───── THE INPUT ─────
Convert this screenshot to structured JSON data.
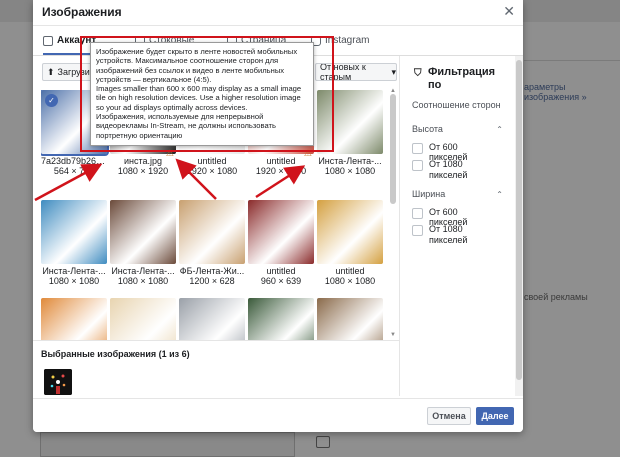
{
  "modal": {
    "title": "Изображения",
    "tabs": [
      {
        "label": "Аккаунт",
        "active": true
      },
      {
        "label": "Стоковые",
        "active": false
      },
      {
        "label": "Страница",
        "active": false
      },
      {
        "label": "Instagram",
        "active": false
      }
    ],
    "upload_label": "Загрузить",
    "sort_label": "От новых к старым",
    "selected_label": "Выбранные изображения (1 из 6)",
    "cancel_label": "Отмена",
    "next_label": "Далее"
  },
  "tooltip": {
    "line1": "Изображение будет скрыто в ленте новостей мобильных устройств. Максимальное соотношение сторон для изображений без ссылок и видео в ленте мобильных устройств — вертикальное (4:5).",
    "line2": "Images smaller than 600 x 600 may display as a small image tile on high resolution devices. Use a higher resolution image so your ad displays optimally across devices.",
    "line3": "Изображения, используемые для непрерывной видеорекламы In-Stream, не должны использовать портретную ориентацию"
  },
  "images": [
    {
      "name": "7a23db79b263...",
      "dims": "564 × 796",
      "color": "#4b6fa8",
      "selected": true,
      "warning": false
    },
    {
      "name": "инста.jpg",
      "dims": "1080 × 1920",
      "color": "#1a1a1a",
      "selected": false,
      "warning": true
    },
    {
      "name": "untitled",
      "dims": "1920 × 1080",
      "color": "#e8e8e8",
      "selected": false,
      "warning": false
    },
    {
      "name": "untitled",
      "dims": "1920 × 1080",
      "color": "#c94a3a",
      "selected": false,
      "warning": true
    },
    {
      "name": "Инста-Лента-...",
      "dims": "1080 × 1080",
      "color": "#7d8a6a",
      "selected": false,
      "warning": false
    },
    {
      "name": "Инста-Лента-...",
      "dims": "1080 × 1080",
      "color": "#3f8cc0",
      "selected": false,
      "warning": false
    },
    {
      "name": "Инста-Лента-...",
      "dims": "1080 × 1080",
      "color": "#6b4a3a",
      "selected": false,
      "warning": false
    },
    {
      "name": "ФБ-Лента-Жи...",
      "dims": "1200 × 628",
      "color": "#c8a070",
      "selected": false,
      "warning": false
    },
    {
      "name": "untitled",
      "dims": "960 × 639",
      "color": "#8a2a2a",
      "selected": false,
      "warning": false
    },
    {
      "name": "untitled",
      "dims": "1080 × 1080",
      "color": "#d4a040",
      "selected": false,
      "warning": false
    },
    {
      "name": "",
      "dims": "",
      "color": "#e08a3a",
      "selected": false,
      "warning": false
    },
    {
      "name": "",
      "dims": "",
      "color": "#e8d4b0",
      "selected": false,
      "warning": false
    },
    {
      "name": "",
      "dims": "",
      "color": "#9aa0a8",
      "selected": false,
      "warning": false
    },
    {
      "name": "",
      "dims": "",
      "color": "#3a5a3a",
      "selected": false,
      "warning": false
    },
    {
      "name": "",
      "dims": "",
      "color": "#8a6a4a",
      "selected": false,
      "warning": false
    }
  ],
  "filter": {
    "title": "Фильтрация по",
    "aspect_label": "Соотношение сторон",
    "height_label": "Высота",
    "height_opt1": "От 600 пикселей",
    "height_opt2": "От 1080 пикселей",
    "width_label": "Ширина",
    "width_opt1": "От 600 пикселей",
    "width_opt2": "От 1080 пикселей"
  },
  "background": {
    "right_link": "араметры изображения »",
    "right_text": "своей рекламы"
  },
  "colors": {
    "accent": "#4267b2",
    "annotation": "#d0131b",
    "warning": "#c6742b"
  }
}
─────
_WHAT YOU NEED TO DO_
Where a line of the data holds "сторон", show that line.

_SOLUTION TO THIS TASK_
    "line1": "Изображение будет скрыто в ленте новостей мобильных устройств. Максимальное соотношение сторон для изображений без ссылок и видео в ленте мобильных устройств — вертикальное (4:5).",
    "aspect_label": "Соотношение сторон",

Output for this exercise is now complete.